> _Directions_:
From the entries below, say how many lines carry the word "global", and give nothing but the number.

Dataset rows
--- start ---

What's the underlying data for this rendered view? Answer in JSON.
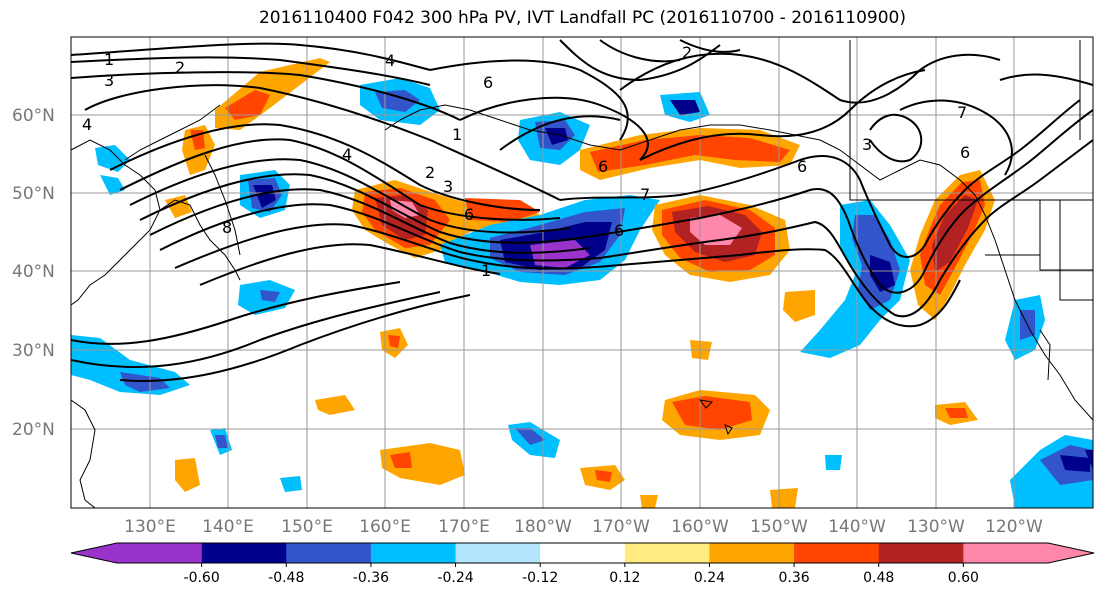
{
  "title": "2016110400 F042 300 hPa PV, IVT Landfall PC (2016110700 - 2016110900)",
  "lat_labels": [
    "60°N",
    "50°N",
    "40°N",
    "30°N",
    "20°N"
  ],
  "lon_labels": [
    "130°E",
    "140°E",
    "150°E",
    "160°E",
    "170°E",
    "180°W",
    "170°W",
    "160°W",
    "150°W",
    "140°W",
    "130°W",
    "120°W"
  ],
  "contour_labels": [
    "1",
    "2",
    "3",
    "4",
    "6",
    "7",
    "8"
  ],
  "colorbar": {
    "colors": [
      "#9933cc",
      "#00008b",
      "#3355cc",
      "#00bfff",
      "#b3e5fc",
      "#ffffff",
      "#ffeb80",
      "#ffa500",
      "#ff4500",
      "#b22222",
      "#ff88aa"
    ],
    "tick_labels": [
      "-0.60",
      "-0.48",
      "-0.36",
      "-0.24",
      "-0.12",
      "0.12",
      "0.24",
      "0.36",
      "0.48",
      "0.60"
    ]
  }
}
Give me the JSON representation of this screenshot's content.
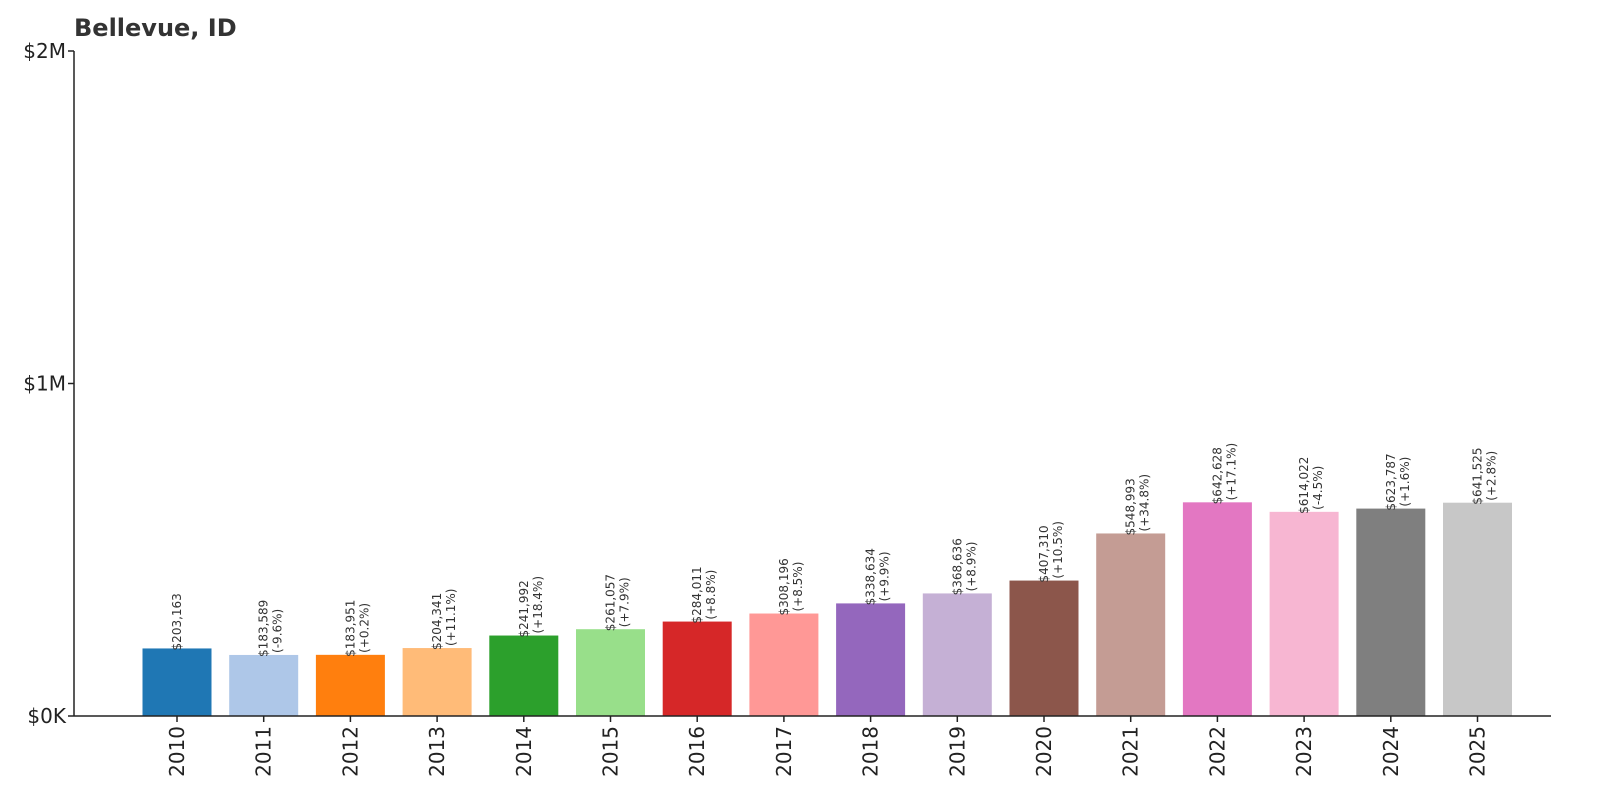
{
  "chart_data": {
    "type": "bar",
    "title": "Bellevue, ID",
    "xlabel": "",
    "ylabel": "",
    "ylim": [
      0,
      2000000
    ],
    "yticks": [
      {
        "value": 0,
        "label": "$0K"
      },
      {
        "value": 1000000,
        "label": "$1M"
      },
      {
        "value": 2000000,
        "label": "$2M"
      }
    ],
    "categories": [
      "2010",
      "2011",
      "2012",
      "2013",
      "2014",
      "2015",
      "2016",
      "2017",
      "2018",
      "2019",
      "2020",
      "2021",
      "2022",
      "2023",
      "2024",
      "2025"
    ],
    "values": [
      203163,
      183589,
      183951,
      204341,
      241992,
      261057,
      284011,
      308196,
      338634,
      368636,
      407310,
      548993,
      642628,
      614022,
      623787,
      641525
    ],
    "value_labels": [
      "$203,163",
      "$183,589",
      "$183,951",
      "$204,341",
      "$241,992",
      "$261,057",
      "$284,011",
      "$308,196",
      "$338,634",
      "$368,636",
      "$407,310",
      "$548,993",
      "$642,628",
      "$614,022",
      "$623,787",
      "$641,525"
    ],
    "change_labels": [
      "",
      "(-9.6%)",
      "(+0.2%)",
      "(+11.1%)",
      "(+18.4%)",
      "(+7.9%)",
      "(+8.8%)",
      "(+8.5%)",
      "(+9.9%)",
      "(+8.9%)",
      "(+10.5%)",
      "(+34.8%)",
      "(+17.1%)",
      "(-4.5%)",
      "(+1.6%)",
      "(+2.8%)"
    ],
    "colors": [
      "#1f77b4",
      "#aec7e8",
      "#ff7f0e",
      "#ffbb78",
      "#2ca02c",
      "#98df8a",
      "#d62728",
      "#ff9896",
      "#9467bd",
      "#c5b0d5",
      "#8c564b",
      "#c49c94",
      "#e377c2",
      "#f7b6d2",
      "#7f7f7f",
      "#c7c7c7"
    ],
    "grid": false,
    "legend": "none"
  }
}
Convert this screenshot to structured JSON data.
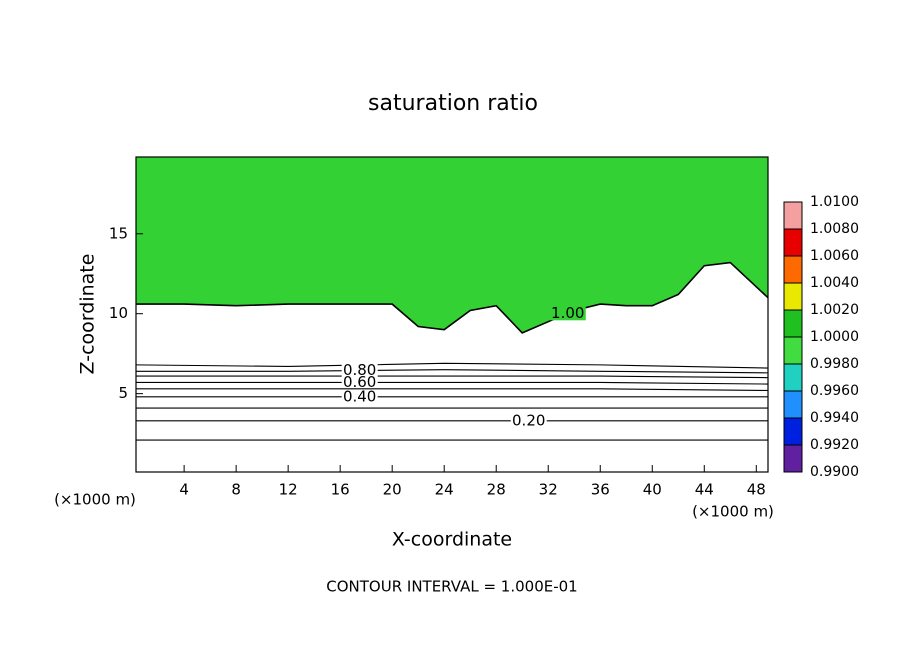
{
  "chart_data": {
    "type": "contour",
    "title": "saturation ratio",
    "xlabel": "X-coordinate",
    "ylabel": "Z-coordinate",
    "x_unit_label": "(×1000 m)",
    "y_unit_label": "(×1000 m)",
    "footer": "CONTOUR INTERVAL = 1.000E-01",
    "xlim": [
      0.3,
      48.9
    ],
    "ylim": [
      0.1,
      19.8
    ],
    "xticks": [
      4,
      8,
      12,
      16,
      20,
      24,
      28,
      32,
      36,
      40,
      44,
      48
    ],
    "yticks": [
      5,
      10,
      15
    ],
    "field_color": "#33d133",
    "contours": [
      {
        "level": 1.0,
        "label": "1.00",
        "label_x": 33.5,
        "x": [
          0.3,
          4,
          8,
          12,
          16,
          20,
          22,
          24,
          26,
          28,
          30,
          32,
          34,
          36,
          38,
          40,
          42,
          44,
          46,
          48.9
        ],
        "z": [
          10.6,
          10.6,
          10.5,
          10.6,
          10.6,
          10.6,
          9.2,
          9.0,
          10.2,
          10.5,
          8.8,
          9.5,
          10.2,
          10.6,
          10.5,
          10.5,
          11.2,
          13.0,
          13.2,
          11.0
        ]
      },
      {
        "level": 0.9,
        "x": [
          0.3,
          12,
          24,
          36,
          48.9
        ],
        "z": [
          6.8,
          6.7,
          6.9,
          6.8,
          6.6
        ]
      },
      {
        "level": 0.8,
        "label": "0.80",
        "label_x": 17.5,
        "x": [
          0.3,
          12,
          24,
          36,
          48.9
        ],
        "z": [
          6.4,
          6.4,
          6.5,
          6.4,
          6.3
        ]
      },
      {
        "level": 0.7,
        "x": [
          0.3,
          12,
          24,
          36,
          48.9
        ],
        "z": [
          6.1,
          6.1,
          6.1,
          6.1,
          6.0
        ]
      },
      {
        "level": 0.6,
        "label": "0.60",
        "label_x": 17.5,
        "x": [
          0.3,
          12,
          24,
          36,
          48.9
        ],
        "z": [
          5.7,
          5.7,
          5.7,
          5.7,
          5.6
        ]
      },
      {
        "level": 0.5,
        "x": [
          0.3,
          12,
          24,
          36,
          48.9
        ],
        "z": [
          5.3,
          5.3,
          5.3,
          5.3,
          5.2
        ]
      },
      {
        "level": 0.4,
        "label": "0.40",
        "label_x": 17.5,
        "x": [
          0.3,
          12,
          24,
          36,
          48.9
        ],
        "z": [
          4.8,
          4.8,
          4.8,
          4.8,
          4.8
        ]
      },
      {
        "level": 0.3,
        "x": [
          0.3,
          12,
          24,
          36,
          48.9
        ],
        "z": [
          4.1,
          4.1,
          4.1,
          4.1,
          4.1
        ]
      },
      {
        "level": 0.2,
        "label": "0.20",
        "label_x": 30.5,
        "x": [
          0.3,
          12,
          24,
          36,
          48.9
        ],
        "z": [
          3.3,
          3.3,
          3.3,
          3.3,
          3.3
        ]
      },
      {
        "level": 0.1,
        "x": [
          0.3,
          12,
          24,
          36,
          48.9
        ],
        "z": [
          2.1,
          2.1,
          2.1,
          2.1,
          2.1
        ]
      }
    ],
    "colorbar": {
      "lim": [
        0.99,
        1.01
      ],
      "ticks": [
        {
          "value": 1.01,
          "label": "1.0100"
        },
        {
          "value": 1.008,
          "label": "1.0080"
        },
        {
          "value": 1.006,
          "label": "1.0060"
        },
        {
          "value": 1.004,
          "label": "1.0040"
        },
        {
          "value": 1.002,
          "label": "1.0020"
        },
        {
          "value": 1.0,
          "label": "1.0000"
        },
        {
          "value": 0.998,
          "label": "0.9980"
        },
        {
          "value": 0.996,
          "label": "0.9960"
        },
        {
          "value": 0.994,
          "label": "0.9940"
        },
        {
          "value": 0.992,
          "label": "0.9920"
        },
        {
          "value": 0.99,
          "label": "0.9900"
        }
      ],
      "colors": [
        "#f4a0a0",
        "#e60000",
        "#ff6a00",
        "#e8e800",
        "#20c020",
        "#40dc40",
        "#20d0c0",
        "#2090ff",
        "#0020e0",
        "#6020a0"
      ]
    }
  }
}
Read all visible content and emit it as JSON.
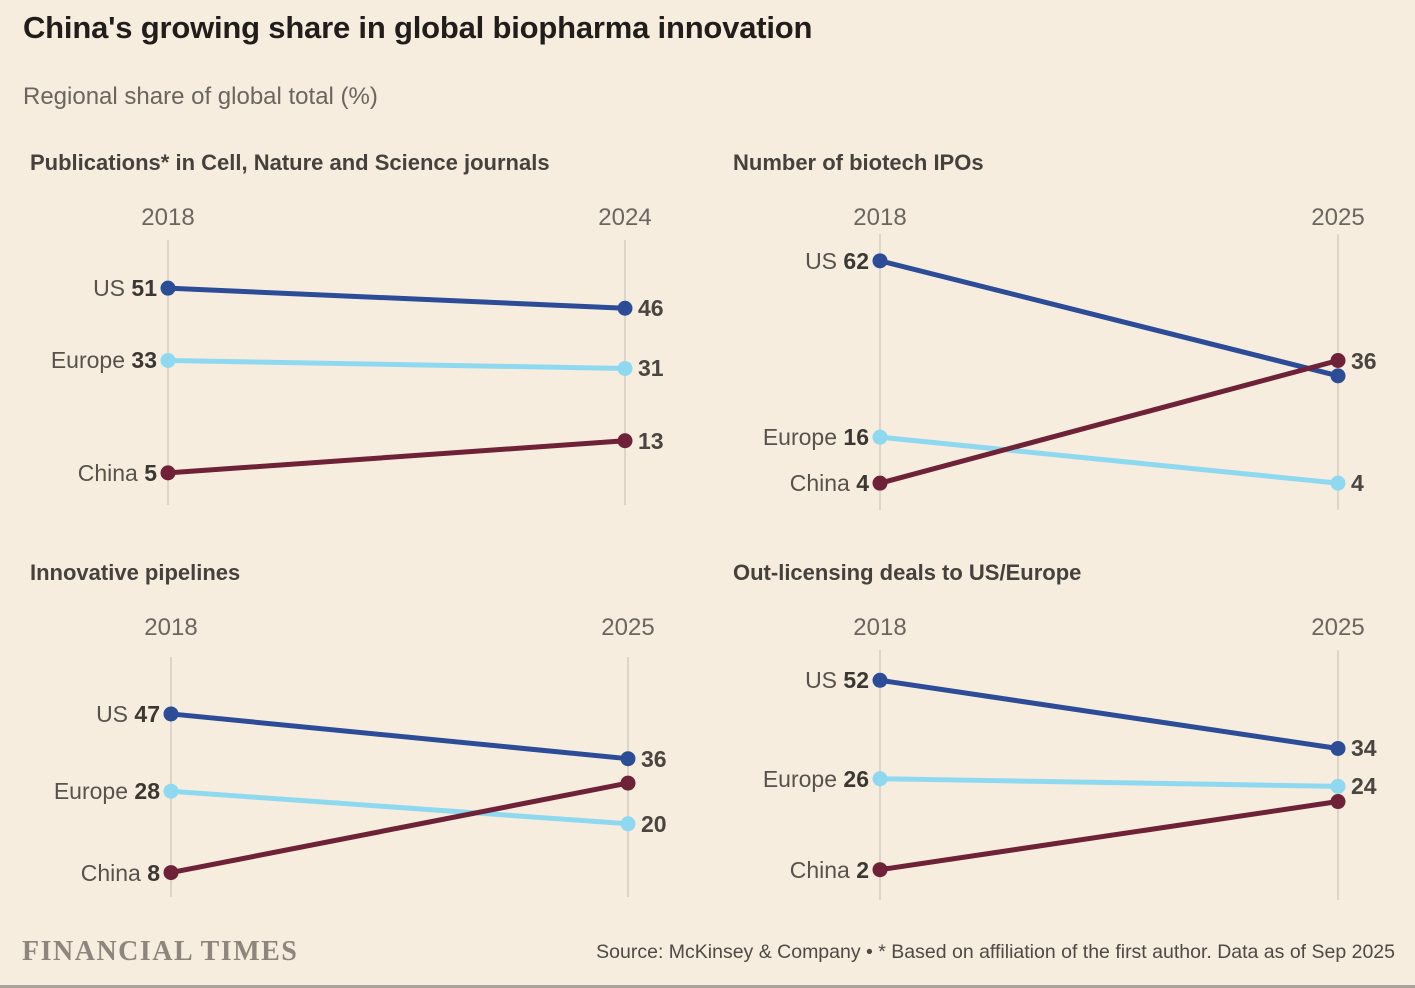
{
  "header": {
    "title": "China's growing share in global biopharma innovation",
    "subtitle": "Regional share of global total (%)"
  },
  "footer": {
    "brand": "FINANCIAL TIMES",
    "source": "Source: McKinsey & Company • * Based on affiliation of the first author. Data as of Sep 2025"
  },
  "colors": {
    "background": "#f6eddf",
    "us": "#2c4c97",
    "europe": "#8fd9f0",
    "china": "#6e2137",
    "axis_line": "#dcd5c9"
  },
  "chart_data": [
    {
      "type": "line",
      "variant": "slope",
      "title": "Publications* in Cell, Nature and Science journals",
      "x": [
        "2018",
        "2024"
      ],
      "ylim": [
        -3,
        63
      ],
      "grid": "two vertical axis lines only",
      "legend": "inline labels left of start points",
      "series": [
        {
          "name": "US",
          "color_key": "us",
          "values": [
            51,
            46
          ],
          "start_label": "US 51",
          "end_label": "46"
        },
        {
          "name": "Europe",
          "color_key": "europe",
          "values": [
            33,
            31
          ],
          "start_label": "Europe 33",
          "end_label": "31"
        },
        {
          "name": "China",
          "color_key": "china",
          "values": [
            5,
            13
          ],
          "start_label": "China 5",
          "end_label": "13"
        }
      ]
    },
    {
      "type": "line",
      "variant": "slope",
      "title": "Number of biotech IPOs",
      "x": [
        "2018",
        "2025"
      ],
      "ylim": [
        -3,
        69
      ],
      "grid": "two vertical axis lines only",
      "legend": "inline labels left of start points",
      "series": [
        {
          "name": "US",
          "color_key": "us",
          "values": [
            62,
            32
          ],
          "start_label": "US 62",
          "end_label": ""
        },
        {
          "name": "Europe",
          "color_key": "europe",
          "values": [
            16,
            4
          ],
          "start_label": "Europe 16",
          "end_label": "4"
        },
        {
          "name": "China",
          "color_key": "china",
          "values": [
            4,
            36
          ],
          "start_label": "China 4",
          "end_label": "36"
        }
      ]
    },
    {
      "type": "line",
      "variant": "slope",
      "title": "Innovative pipelines",
      "x": [
        "2018",
        "2025"
      ],
      "ylim": [
        2,
        61
      ],
      "grid": "two vertical axis lines only",
      "legend": "inline labels left of start points",
      "series": [
        {
          "name": "US",
          "color_key": "us",
          "values": [
            47,
            36
          ],
          "start_label": "US 47",
          "end_label": "36"
        },
        {
          "name": "Europe",
          "color_key": "europe",
          "values": [
            28,
            20
          ],
          "start_label": "Europe 28",
          "end_label": "20"
        },
        {
          "name": "China",
          "color_key": "china",
          "values": [
            8,
            30
          ],
          "start_label": "China 8",
          "end_label": ""
        }
      ]
    },
    {
      "type": "line",
      "variant": "slope",
      "title": "Out-licensing deals to US/Europe",
      "x": [
        "2018",
        "2025"
      ],
      "ylim": [
        -6,
        60
      ],
      "grid": "two vertical axis lines only",
      "legend": "inline labels left of start points",
      "series": [
        {
          "name": "US",
          "color_key": "us",
          "values": [
            52,
            34
          ],
          "start_label": "US 52",
          "end_label": "34"
        },
        {
          "name": "Europe",
          "color_key": "europe",
          "values": [
            26,
            24
          ],
          "start_label": "Europe 26",
          "end_label": "24"
        },
        {
          "name": "China",
          "color_key": "china",
          "values": [
            2,
            20
          ],
          "start_label": "China 2",
          "end_label": ""
        }
      ]
    }
  ]
}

--- end ---

> _Complete answer_:
2